### TEXTE
+++

« Entre les murs »

Éclats d’école

France 5

Cinéma

France Télévisions rend hommage au réalisateur Laurent Cantet, mort le 24 avril dernier, en rediffusant son adaptation du roman de François Bégaudeau, Palme d’or au Festival de Cannes en 2008. Mardi 21 mai à 21.05 sur France 5.


En 2008, le jury cannois, présidé par l’acteur américain Sean Penn, réussissait son pari de créer la surprise en attribuant la Palme d’or – la première allant à une œuvre française depuis Sous le soleil de Satan, vingt ans plus tôt – à un film sans comédiens professionnels, sélectionné in extremis et projeté à la toute fin de la compétition. Les murs en question, ce sont ceux d’un collège en zone d’éducation prioritaire, dans l’Est parisien. Pendant un peu plus de deux heures, Entre les murs, inspiré du roman de François Bégaudeau – qui en cosigne le scénario et y tient le rôle principal –, raconte le quotidien de François Marin, jeune enseignant de français, et de la classe de 4e dont il est le professeur principal.
Si l’espace et les décors sont réduits à l’extrême – une salle de classe, la salle des profs, le bureau du principal, un conseil de classe, un conseil de discipline –, le temps, en revanche, s’étire sur une année scolaire entière, et le film rassemble quelques éclats prélevés dans la répétition des jours. Le récit quant à lui assume sa part de théâtralité : le rideau se lève, pourrait-on dire, sur la rentrée de septembre et sur une salle de classe encore vide, que le personnel d’entretien achève de préparer ; il se baisse sur la même classe abandonnée à son désordre, à la veille des vacances d’été. Entre les deux, il y a d’une part les coulisses : première réunion en salle des profs, puis on échange sur la composition des classes (« gentil… pas gentil… gentil… ouh la ! pas du tout gentil ! »), plus tard on débat (les sanctions, la machine à café, faire lire Voltaire ?), plus tard encore on craque… et puis, on y retourne. D’autre part, et surtout, la scène : le face-à-face de Marin et de ses vingt-cinq élèves : le brouhaha, le chahut, l’apprentissage de l’imparfait du subjonctif, les éclats de rire, la remise en question de l’autorité, les embrouilles, la rédaction laborieuse d’un autoportrait, les plaisanteries bon enfant, les invectives, les rappels à l’ordre, les affrontements, la lecture du Journal d’Anne Frank, la négociation permanente, toujours sur le fil.

+++

### MATÉRIEL FOURNI

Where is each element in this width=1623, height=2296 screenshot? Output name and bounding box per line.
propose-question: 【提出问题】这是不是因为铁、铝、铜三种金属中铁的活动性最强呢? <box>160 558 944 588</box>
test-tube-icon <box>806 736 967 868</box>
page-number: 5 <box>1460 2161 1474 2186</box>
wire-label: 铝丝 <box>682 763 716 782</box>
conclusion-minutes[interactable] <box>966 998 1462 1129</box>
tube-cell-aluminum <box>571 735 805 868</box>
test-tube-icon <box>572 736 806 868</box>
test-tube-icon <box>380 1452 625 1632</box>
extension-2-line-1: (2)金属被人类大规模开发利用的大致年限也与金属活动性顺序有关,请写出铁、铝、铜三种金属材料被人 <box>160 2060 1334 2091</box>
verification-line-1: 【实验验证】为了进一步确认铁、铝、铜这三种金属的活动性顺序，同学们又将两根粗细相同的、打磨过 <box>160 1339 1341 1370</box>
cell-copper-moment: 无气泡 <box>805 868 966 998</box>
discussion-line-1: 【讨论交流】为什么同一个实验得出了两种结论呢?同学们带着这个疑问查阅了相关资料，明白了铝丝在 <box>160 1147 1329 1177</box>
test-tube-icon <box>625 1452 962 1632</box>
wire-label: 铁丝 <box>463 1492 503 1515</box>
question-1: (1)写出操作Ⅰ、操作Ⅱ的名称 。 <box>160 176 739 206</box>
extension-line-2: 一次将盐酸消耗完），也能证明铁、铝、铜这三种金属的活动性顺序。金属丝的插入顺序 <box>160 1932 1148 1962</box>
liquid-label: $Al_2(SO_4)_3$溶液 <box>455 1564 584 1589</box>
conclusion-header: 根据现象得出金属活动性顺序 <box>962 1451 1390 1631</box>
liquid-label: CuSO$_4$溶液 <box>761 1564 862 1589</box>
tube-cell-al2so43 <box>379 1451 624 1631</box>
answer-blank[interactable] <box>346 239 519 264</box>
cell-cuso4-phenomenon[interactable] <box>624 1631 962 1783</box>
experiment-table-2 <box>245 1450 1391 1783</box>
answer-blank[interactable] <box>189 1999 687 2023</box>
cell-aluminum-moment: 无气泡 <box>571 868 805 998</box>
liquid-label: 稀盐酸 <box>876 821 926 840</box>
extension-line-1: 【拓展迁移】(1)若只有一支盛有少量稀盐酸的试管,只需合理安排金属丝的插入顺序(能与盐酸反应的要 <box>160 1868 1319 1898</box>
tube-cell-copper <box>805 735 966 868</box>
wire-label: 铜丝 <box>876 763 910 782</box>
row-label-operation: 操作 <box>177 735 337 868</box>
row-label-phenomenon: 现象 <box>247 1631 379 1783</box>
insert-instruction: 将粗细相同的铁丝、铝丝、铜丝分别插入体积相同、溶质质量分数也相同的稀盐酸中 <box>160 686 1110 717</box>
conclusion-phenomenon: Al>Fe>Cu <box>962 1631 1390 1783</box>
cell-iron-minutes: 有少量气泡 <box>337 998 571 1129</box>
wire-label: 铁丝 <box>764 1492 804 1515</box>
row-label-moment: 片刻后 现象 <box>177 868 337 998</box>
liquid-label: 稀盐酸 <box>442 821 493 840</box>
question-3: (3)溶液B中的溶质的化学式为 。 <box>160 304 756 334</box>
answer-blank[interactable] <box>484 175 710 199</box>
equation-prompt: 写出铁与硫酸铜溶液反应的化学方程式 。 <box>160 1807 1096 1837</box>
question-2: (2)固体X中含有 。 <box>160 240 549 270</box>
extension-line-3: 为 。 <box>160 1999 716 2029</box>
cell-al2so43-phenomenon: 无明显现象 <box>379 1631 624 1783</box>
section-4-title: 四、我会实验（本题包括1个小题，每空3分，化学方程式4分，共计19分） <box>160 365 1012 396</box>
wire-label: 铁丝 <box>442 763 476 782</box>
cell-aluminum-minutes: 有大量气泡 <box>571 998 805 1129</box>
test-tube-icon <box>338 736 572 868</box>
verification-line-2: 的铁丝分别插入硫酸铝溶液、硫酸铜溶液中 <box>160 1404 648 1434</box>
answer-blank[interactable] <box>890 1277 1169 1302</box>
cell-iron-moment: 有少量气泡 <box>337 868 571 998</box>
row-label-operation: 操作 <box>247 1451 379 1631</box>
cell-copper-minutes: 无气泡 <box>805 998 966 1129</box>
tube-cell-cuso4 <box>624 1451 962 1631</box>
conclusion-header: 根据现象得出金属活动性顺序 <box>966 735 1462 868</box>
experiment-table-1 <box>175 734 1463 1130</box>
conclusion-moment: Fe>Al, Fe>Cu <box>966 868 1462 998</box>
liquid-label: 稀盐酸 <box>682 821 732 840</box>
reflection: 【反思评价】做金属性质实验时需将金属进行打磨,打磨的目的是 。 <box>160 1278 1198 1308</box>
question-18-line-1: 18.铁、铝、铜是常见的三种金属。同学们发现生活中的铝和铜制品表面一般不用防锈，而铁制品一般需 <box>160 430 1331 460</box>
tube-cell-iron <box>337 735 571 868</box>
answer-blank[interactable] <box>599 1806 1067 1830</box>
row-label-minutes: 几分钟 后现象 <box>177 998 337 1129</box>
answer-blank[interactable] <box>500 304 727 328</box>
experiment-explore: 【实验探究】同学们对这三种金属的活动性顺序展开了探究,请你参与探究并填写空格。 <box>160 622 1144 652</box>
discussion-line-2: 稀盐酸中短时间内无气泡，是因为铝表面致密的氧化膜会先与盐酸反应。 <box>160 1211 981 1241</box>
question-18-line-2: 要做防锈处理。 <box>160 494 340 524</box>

+++

### OBJECTIF A
D'après l'article sur Entre les murs, qui présidait le jury du Festival de Cannes en 2008 ?
### OBJECTIF B
Poursuivez l'article sur Entre les murs après sa dernière phrase.

### RÉPONSE A
L'acteur américain Sean Penn.

### RÉPONSE B
La salle de classe est le lieu de rapports de force et de tensions que Marin, souvent narquois et volontiers provocateur, tente, sinon de déjouer, au moins de dévier pour en faire des enjeux de paroles. Pas toujours avec succès. Ça passe ou ça clashe. Il arrive que le professeur se laisse prendre au piège et s’enferre dans des impasses. Comme lorsqu’il s’entête vainement à exiger qu’une élève (Khoumba) lui présente des excuses – « Excusez-moi, Monsieur, d’avoir été insolente » –, qui plus est avec sincérité (elle lui lancera en partant « Je le pensais pas, hein ! »). Finalement dépassé par la violence d’un élève (Souleymane), dont il est peut-être bien en partie responsable, l’enseignant finit par en appeler à une autorité supérieure à la sienne, celle du principal, se révélant impuissant et sans illusion sur l’issue finale (la suite lui donnera raison). L’une des scènes les plus bouleversantes a lieu à la fin de l’année : Marin, dont le bagout est pourtant rarement pris en défaut, demeure désemparé et presque sans voix devant Henriette, restée à la fin du cours pour lui avouer qu’elle n’a rien appris au cours de l’année, qu’elle ne comprend rien à ce qui se passe là et qu’elle redoute d’être orientée en filière professionnelle.

« Entre les murs »
« Entre les murs ».
© Haut et Court

Succès critique et public lors de sa sortie en salles, Entre les murs est devenu de surcroît un étrange objet de débats, voire de polémiques parfois vives. Piégés par un sujet hautement inflammable et par l’utilisation par Cantet de certains des codes du cinéma documentaire, oubliant qu’ils avaient affaire à une fiction – des situations écrites, des personnages élaborés au cours d’ateliers d’improvisation, et souvent construits dans la distanciation et même le contre-emploi –, nombre de commentateurs (anciens ministres, enseignants, pédagogues, essayistes…), se sont interrogés sans fin : film de droite ? de gauche ? d’une neutralité coupable ? hommage au dévouement du corps enseignant ou au contraire constat d’échec des nouvelles méthodes pédagogiques ? avis de disparition de l’autorité des professeurs, sinon de la syntaxe française ? Certains, à la fin, crurent même devoir reprocher à Cantet et à son film de n’être pas plus clairs et de se prêter à des avis si divergents.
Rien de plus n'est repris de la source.